Collected data entries:
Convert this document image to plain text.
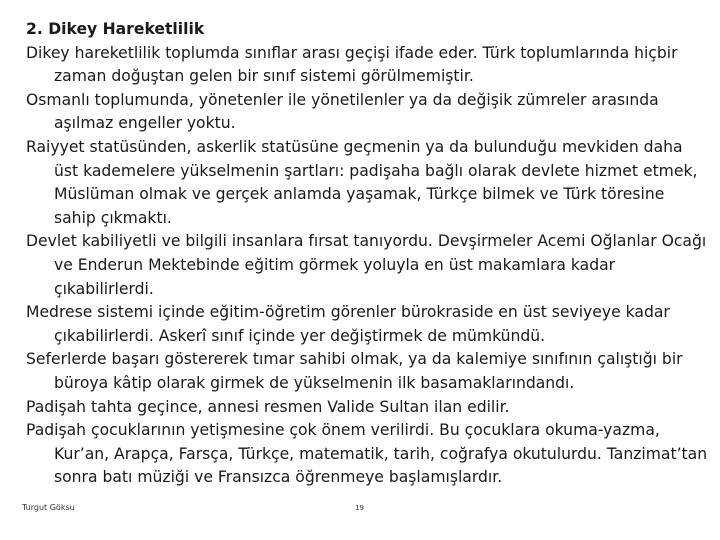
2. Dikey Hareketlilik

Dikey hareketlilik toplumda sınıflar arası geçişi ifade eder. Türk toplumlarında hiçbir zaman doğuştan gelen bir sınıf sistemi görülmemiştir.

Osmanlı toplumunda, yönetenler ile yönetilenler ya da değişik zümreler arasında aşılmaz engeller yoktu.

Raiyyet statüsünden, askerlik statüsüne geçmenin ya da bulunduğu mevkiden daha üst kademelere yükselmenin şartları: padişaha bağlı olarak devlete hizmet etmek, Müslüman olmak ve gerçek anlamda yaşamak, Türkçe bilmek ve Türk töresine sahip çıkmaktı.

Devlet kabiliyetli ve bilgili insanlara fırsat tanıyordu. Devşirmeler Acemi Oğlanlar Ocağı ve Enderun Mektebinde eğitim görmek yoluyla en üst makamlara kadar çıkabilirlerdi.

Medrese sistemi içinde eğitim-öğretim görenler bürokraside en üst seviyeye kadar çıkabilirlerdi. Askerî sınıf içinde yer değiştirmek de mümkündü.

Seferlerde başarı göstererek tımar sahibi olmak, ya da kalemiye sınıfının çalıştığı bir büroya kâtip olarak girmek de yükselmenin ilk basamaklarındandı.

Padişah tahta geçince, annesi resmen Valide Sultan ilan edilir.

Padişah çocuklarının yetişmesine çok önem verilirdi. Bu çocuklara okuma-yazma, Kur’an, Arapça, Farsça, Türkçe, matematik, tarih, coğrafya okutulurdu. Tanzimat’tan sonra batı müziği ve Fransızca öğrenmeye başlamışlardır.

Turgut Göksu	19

GIVEN REQUEST.
Make a verbatim copy of all the entries and strip out the pictures.

SOLUTION TO THIS PROBLEM.
Convert this document image to plain text.
2. Dikey Hareketlilik

Dikey hareketlilik toplumda sınıflar arası geçişi ifade eder. Türk toplumlarında hiçbir zaman doğuştan gelen bir sınıf sistemi görülmemiştir.

Osmanlı toplumunda, yönetenler ile yönetilenler ya da değişik zümreler arasında aşılmaz engeller yoktu.

Raiyyet statüsünden, askerlik statüsüne geçmenin ya da bulunduğu mevkiden daha üst kademelere yükselmenin şartları: padişaha bağlı olarak devlete hizmet etmek, Müslüman olmak ve gerçek anlamda yaşamak, Türkçe bilmek ve Türk töresine sahip çıkmaktı.

Devlet kabiliyetli ve bilgili insanlara fırsat tanıyordu. Devşirmeler Acemi Oğlanlar Ocağı ve Enderun Mektebinde eğitim görmek yoluyla en üst makamlara kadar çıkabilirlerdi.

Medrese sistemi içinde eğitim-öğretim görenler bürokraside en üst seviyeye kadar çıkabilirlerdi. Askerî sınıf içinde yer değiştirmek de mümkündü.

Seferlerde başarı göstererek tımar sahibi olmak, ya da kalemiye sınıfının çalıştığı bir büroya kâtip olarak girmek de yükselmenin ilk basamaklarındandı.

Padişah tahta geçince, annesi resmen Valide Sultan ilan edilir.

Padişah çocuklarının yetişmesine çok önem verilirdi. Bu çocuklara okuma-yazma, Kur’an, Arapça, Farsça, Türkçe, matematik, tarih, coğrafya okutulurdu. Tanzimat’tan sonra batı müziği ve Fransızca öğrenmeye başlamışlardır.

Turgut Göksu	19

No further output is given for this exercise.